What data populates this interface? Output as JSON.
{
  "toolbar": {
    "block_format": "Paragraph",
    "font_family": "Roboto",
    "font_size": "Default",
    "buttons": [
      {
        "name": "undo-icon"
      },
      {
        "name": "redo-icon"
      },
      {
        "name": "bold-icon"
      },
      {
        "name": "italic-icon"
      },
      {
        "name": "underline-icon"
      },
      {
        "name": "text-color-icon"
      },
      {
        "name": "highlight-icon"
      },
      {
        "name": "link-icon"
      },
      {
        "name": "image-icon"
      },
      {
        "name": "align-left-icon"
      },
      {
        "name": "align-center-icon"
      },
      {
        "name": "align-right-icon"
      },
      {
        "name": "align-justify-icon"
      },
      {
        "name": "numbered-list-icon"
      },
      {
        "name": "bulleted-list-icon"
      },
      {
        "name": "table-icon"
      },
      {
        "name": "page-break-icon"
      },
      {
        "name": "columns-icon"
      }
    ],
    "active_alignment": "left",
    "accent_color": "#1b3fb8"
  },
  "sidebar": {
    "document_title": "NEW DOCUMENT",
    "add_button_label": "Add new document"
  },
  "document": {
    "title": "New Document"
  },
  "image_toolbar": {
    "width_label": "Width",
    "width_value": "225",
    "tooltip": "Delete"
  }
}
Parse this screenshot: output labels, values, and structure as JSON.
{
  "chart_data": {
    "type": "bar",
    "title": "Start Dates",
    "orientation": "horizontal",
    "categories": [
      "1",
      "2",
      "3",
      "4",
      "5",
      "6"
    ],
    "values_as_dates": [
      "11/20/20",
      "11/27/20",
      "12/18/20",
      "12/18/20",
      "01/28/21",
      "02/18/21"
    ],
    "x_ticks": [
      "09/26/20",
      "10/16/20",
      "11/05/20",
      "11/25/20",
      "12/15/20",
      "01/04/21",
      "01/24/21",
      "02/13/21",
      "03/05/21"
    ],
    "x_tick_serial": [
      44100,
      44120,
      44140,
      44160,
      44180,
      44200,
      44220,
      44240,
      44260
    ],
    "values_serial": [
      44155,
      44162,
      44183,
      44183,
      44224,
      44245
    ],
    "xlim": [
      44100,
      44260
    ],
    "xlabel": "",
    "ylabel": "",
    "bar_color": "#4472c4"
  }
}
--------------------------------
Take the entries above and transcribe them in full.

## Result below
What data populates this interface? Output as JSON.
{
  "toolbar": {
    "block_format": "Paragraph",
    "font_family": "Roboto",
    "font_size": "Default",
    "buttons": [
      {
        "name": "undo-icon"
      },
      {
        "name": "redo-icon"
      },
      {
        "name": "bold-icon"
      },
      {
        "name": "italic-icon"
      },
      {
        "name": "underline-icon"
      },
      {
        "name": "text-color-icon"
      },
      {
        "name": "highlight-icon"
      },
      {
        "name": "link-icon"
      },
      {
        "name": "image-icon"
      },
      {
        "name": "align-left-icon"
      },
      {
        "name": "align-center-icon"
      },
      {
        "name": "align-right-icon"
      },
      {
        "name": "align-justify-icon"
      },
      {
        "name": "numbered-list-icon"
      },
      {
        "name": "bulleted-list-icon"
      },
      {
        "name": "table-icon"
      },
      {
        "name": "page-break-icon"
      },
      {
        "name": "columns-icon"
      }
    ],
    "active_alignment": "left",
    "accent_color": "#1b3fb8"
  },
  "sidebar": {
    "document_title": "NEW DOCUMENT",
    "add_button_label": "Add new document"
  },
  "document": {
    "title": "New Document"
  },
  "image_toolbar": {
    "width_label": "Width",
    "width_value": "225",
    "tooltip": "Delete"
  }
}
Parse this screenshot: output labels, values, and structure as JSON.
{
  "chart_data": {
    "type": "bar",
    "title": "Start Dates",
    "orientation": "horizontal",
    "categories": [
      "1",
      "2",
      "3",
      "4",
      "5",
      "6"
    ],
    "values_as_dates": [
      "11/20/20",
      "11/27/20",
      "12/18/20",
      "12/18/20",
      "01/28/21",
      "02/18/21"
    ],
    "x_ticks": [
      "09/26/20",
      "10/16/20",
      "11/05/20",
      "11/25/20",
      "12/15/20",
      "01/04/21",
      "01/24/21",
      "02/13/21",
      "03/05/21"
    ],
    "x_tick_serial": [
      44100,
      44120,
      44140,
      44160,
      44180,
      44200,
      44220,
      44240,
      44260
    ],
    "values_serial": [
      44155,
      44162,
      44183,
      44183,
      44224,
      44245
    ],
    "xlim": [
      44100,
      44260
    ],
    "xlabel": "",
    "ylabel": "",
    "bar_color": "#4472c4"
  }
}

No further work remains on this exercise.